[Start Recorded data]
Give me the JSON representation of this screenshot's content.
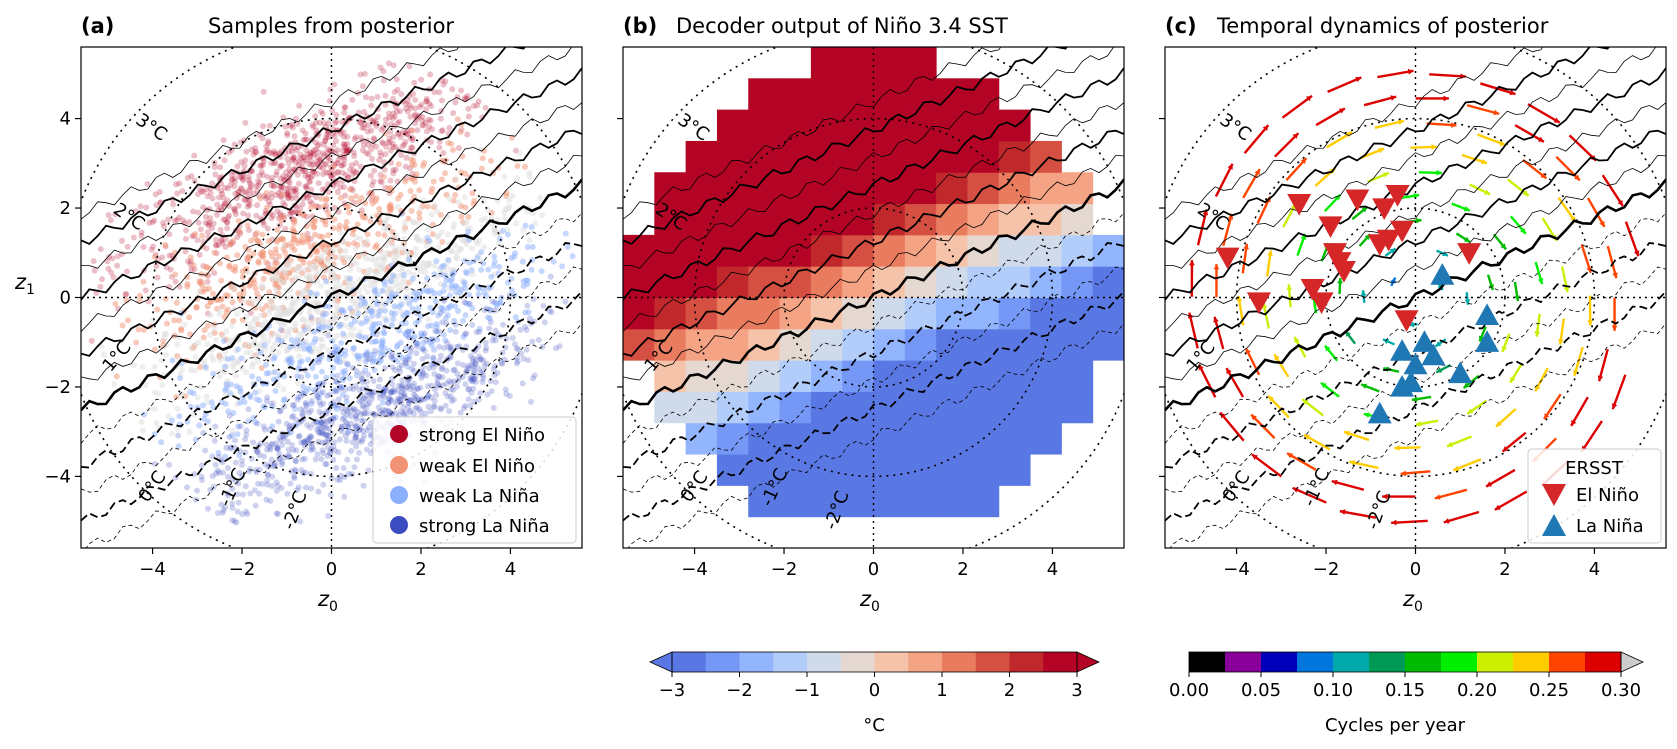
{
  "chart_data": [
    {
      "type": "scatter",
      "panel_label": "(a)",
      "title": "Samples from posterior",
      "xlabel": "z",
      "xlabel_sub": "0",
      "ylabel": "z",
      "ylabel_sub": "1",
      "xlim": [
        -5.6,
        5.6
      ],
      "ylim": [
        -5.6,
        5.6
      ],
      "xticks": [
        -4,
        -2,
        0,
        2,
        4
      ],
      "yticks": [
        -4,
        -2,
        0,
        2,
        4
      ],
      "xtick_labels": [
        "−4",
        "−2",
        "0",
        "2",
        "4"
      ],
      "ytick_labels": [
        "−4",
        "−2",
        "0",
        "2",
        "4"
      ],
      "contour_labels": [
        "3°C",
        "2°C",
        "1°C",
        "0°C",
        "-1°C",
        "-2°C"
      ],
      "legend": [
        {
          "label": "strong El Niño",
          "color": "#b40426"
        },
        {
          "label": "weak El Niño",
          "color": "#f29274"
        },
        {
          "label": "weak La Niña",
          "color": "#8db0fe"
        },
        {
          "label": "strong La Niña",
          "color": "#3b4cc0"
        }
      ],
      "legend_position": "lower-right"
    },
    {
      "type": "heatmap",
      "panel_label": "(b)",
      "title": "Decoder output of Niño 3.4 SST",
      "xlabel": "z",
      "xlabel_sub": "0",
      "xlim": [
        -5.6,
        5.6
      ],
      "ylim": [
        -5.6,
        5.6
      ],
      "xticks": [
        -4,
        -2,
        0,
        2,
        4
      ],
      "xtick_labels": [
        "−4",
        "−2",
        "0",
        "2",
        "4"
      ],
      "contour_labels": [
        "3°C",
        "2°C",
        "1°C",
        "0°C",
        "-1°C",
        "-2°C"
      ],
      "colorbar": {
        "label": "°C",
        "ticks": [
          -3,
          -2,
          -1,
          0,
          1,
          2,
          3
        ],
        "tick_labels": [
          "−3",
          "−2",
          "−1",
          "0",
          "1",
          "2",
          "3"
        ],
        "colors": [
          "#5a78e4",
          "#7597f6",
          "#93b5fe",
          "#b3cdfb",
          "#cfdaea",
          "#e5d8d1",
          "#f5c2aa",
          "#f4a385",
          "#e97b5f",
          "#d55042",
          "#c0282c",
          "#b40426"
        ]
      }
    },
    {
      "type": "scatter",
      "panel_label": "(c)",
      "title": "Temporal dynamics of posterior",
      "xlabel": "z",
      "xlabel_sub": "0",
      "xlim": [
        -5.6,
        5.6
      ],
      "ylim": [
        -5.6,
        5.6
      ],
      "xticks": [
        -4,
        -2,
        0,
        2,
        4
      ],
      "xtick_labels": [
        "−4",
        "−2",
        "0",
        "2",
        "4"
      ],
      "contour_labels": [
        "3°C",
        "2°C",
        "1°C",
        "0°C",
        "-1°C",
        "-2°C"
      ],
      "legend_title": "ERSST",
      "legend": [
        {
          "label": "El Niño",
          "color": "#d62728",
          "marker": "triangle-down"
        },
        {
          "label": "La Niña",
          "color": "#1f77b4",
          "marker": "triangle-up"
        }
      ],
      "legend_position": "lower-right",
      "el_nino_events": [
        [
          -4.2,
          0.9
        ],
        [
          -3.5,
          -0.1
        ],
        [
          -2.6,
          2.1
        ],
        [
          -2.3,
          0.2
        ],
        [
          -2.1,
          -0.1
        ],
        [
          -1.9,
          1.6
        ],
        [
          -1.8,
          1.0
        ],
        [
          -1.7,
          0.8
        ],
        [
          -1.6,
          0.6
        ],
        [
          -1.3,
          2.2
        ],
        [
          -0.7,
          2.0
        ],
        [
          -0.4,
          2.3
        ],
        [
          -0.8,
          1.2
        ],
        [
          -0.6,
          1.3
        ],
        [
          -0.3,
          1.5
        ],
        [
          -0.2,
          -0.5
        ],
        [
          1.2,
          1.0
        ]
      ],
      "la_nina_events": [
        [
          0.6,
          0.5
        ],
        [
          1.6,
          -0.4
        ],
        [
          1.6,
          -1.0
        ],
        [
          -0.3,
          -1.2
        ],
        [
          0.2,
          -1.0
        ],
        [
          0.0,
          -1.5
        ],
        [
          -0.3,
          -2.0
        ],
        [
          -0.1,
          -1.9
        ],
        [
          1.0,
          -1.7
        ],
        [
          -0.8,
          -2.6
        ],
        [
          0.4,
          -1.3
        ]
      ],
      "colorbar": {
        "label": "Cycles per year",
        "ticks": [
          0.0,
          0.05,
          0.1,
          0.15,
          0.2,
          0.25,
          0.3
        ],
        "tick_labels": [
          "0.00",
          "0.05",
          "0.10",
          "0.15",
          "0.20",
          "0.25",
          "0.30"
        ],
        "colors": [
          "#000000",
          "#880099",
          "#0000bb",
          "#0077dd",
          "#00aaaa",
          "#009955",
          "#00bb00",
          "#00ee00",
          "#ccee00",
          "#ffcc00",
          "#ff4400",
          "#dd0000"
        ]
      }
    }
  ]
}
[End Recorded data]
What is required
Quote the listing above in full, except for the pictures.

Response to this exercise
Give me the JSON representation of this screenshot's content.
{
  "chart_data": [
    {
      "type": "scatter",
      "panel_label": "(a)",
      "title": "Samples from posterior",
      "xlabel": "z",
      "xlabel_sub": "0",
      "ylabel": "z",
      "ylabel_sub": "1",
      "xlim": [
        -5.6,
        5.6
      ],
      "ylim": [
        -5.6,
        5.6
      ],
      "xticks": [
        -4,
        -2,
        0,
        2,
        4
      ],
      "yticks": [
        -4,
        -2,
        0,
        2,
        4
      ],
      "xtick_labels": [
        "−4",
        "−2",
        "0",
        "2",
        "4"
      ],
      "ytick_labels": [
        "−4",
        "−2",
        "0",
        "2",
        "4"
      ],
      "contour_labels": [
        "3°C",
        "2°C",
        "1°C",
        "0°C",
        "-1°C",
        "-2°C"
      ],
      "legend": [
        {
          "label": "strong El Niño",
          "color": "#b40426"
        },
        {
          "label": "weak El Niño",
          "color": "#f29274"
        },
        {
          "label": "weak La Niña",
          "color": "#8db0fe"
        },
        {
          "label": "strong La Niña",
          "color": "#3b4cc0"
        }
      ],
      "legend_position": "lower-right"
    },
    {
      "type": "heatmap",
      "panel_label": "(b)",
      "title": "Decoder output of Niño 3.4 SST",
      "xlabel": "z",
      "xlabel_sub": "0",
      "xlim": [
        -5.6,
        5.6
      ],
      "ylim": [
        -5.6,
        5.6
      ],
      "xticks": [
        -4,
        -2,
        0,
        2,
        4
      ],
      "xtick_labels": [
        "−4",
        "−2",
        "0",
        "2",
        "4"
      ],
      "contour_labels": [
        "3°C",
        "2°C",
        "1°C",
        "0°C",
        "-1°C",
        "-2°C"
      ],
      "colorbar": {
        "label": "°C",
        "ticks": [
          -3,
          -2,
          -1,
          0,
          1,
          2,
          3
        ],
        "tick_labels": [
          "−3",
          "−2",
          "−1",
          "0",
          "1",
          "2",
          "3"
        ],
        "colors": [
          "#5a78e4",
          "#7597f6",
          "#93b5fe",
          "#b3cdfb",
          "#cfdaea",
          "#e5d8d1",
          "#f5c2aa",
          "#f4a385",
          "#e97b5f",
          "#d55042",
          "#c0282c",
          "#b40426"
        ]
      }
    },
    {
      "type": "scatter",
      "panel_label": "(c)",
      "title": "Temporal dynamics of posterior",
      "xlabel": "z",
      "xlabel_sub": "0",
      "xlim": [
        -5.6,
        5.6
      ],
      "ylim": [
        -5.6,
        5.6
      ],
      "xticks": [
        -4,
        -2,
        0,
        2,
        4
      ],
      "xtick_labels": [
        "−4",
        "−2",
        "0",
        "2",
        "4"
      ],
      "contour_labels": [
        "3°C",
        "2°C",
        "1°C",
        "0°C",
        "-1°C",
        "-2°C"
      ],
      "legend_title": "ERSST",
      "legend": [
        {
          "label": "El Niño",
          "color": "#d62728",
          "marker": "triangle-down"
        },
        {
          "label": "La Niña",
          "color": "#1f77b4",
          "marker": "triangle-up"
        }
      ],
      "legend_position": "lower-right",
      "el_nino_events": [
        [
          -4.2,
          0.9
        ],
        [
          -3.5,
          -0.1
        ],
        [
          -2.6,
          2.1
        ],
        [
          -2.3,
          0.2
        ],
        [
          -2.1,
          -0.1
        ],
        [
          -1.9,
          1.6
        ],
        [
          -1.8,
          1.0
        ],
        [
          -1.7,
          0.8
        ],
        [
          -1.6,
          0.6
        ],
        [
          -1.3,
          2.2
        ],
        [
          -0.7,
          2.0
        ],
        [
          -0.4,
          2.3
        ],
        [
          -0.8,
          1.2
        ],
        [
          -0.6,
          1.3
        ],
        [
          -0.3,
          1.5
        ],
        [
          -0.2,
          -0.5
        ],
        [
          1.2,
          1.0
        ]
      ],
      "la_nina_events": [
        [
          0.6,
          0.5
        ],
        [
          1.6,
          -0.4
        ],
        [
          1.6,
          -1.0
        ],
        [
          -0.3,
          -1.2
        ],
        [
          0.2,
          -1.0
        ],
        [
          0.0,
          -1.5
        ],
        [
          -0.3,
          -2.0
        ],
        [
          -0.1,
          -1.9
        ],
        [
          1.0,
          -1.7
        ],
        [
          -0.8,
          -2.6
        ],
        [
          0.4,
          -1.3
        ]
      ],
      "colorbar": {
        "label": "Cycles per year",
        "ticks": [
          0.0,
          0.05,
          0.1,
          0.15,
          0.2,
          0.25,
          0.3
        ],
        "tick_labels": [
          "0.00",
          "0.05",
          "0.10",
          "0.15",
          "0.20",
          "0.25",
          "0.30"
        ],
        "colors": [
          "#000000",
          "#880099",
          "#0000bb",
          "#0077dd",
          "#00aaaa",
          "#009955",
          "#00bb00",
          "#00ee00",
          "#ccee00",
          "#ffcc00",
          "#ff4400",
          "#dd0000"
        ]
      }
    }
  ]
}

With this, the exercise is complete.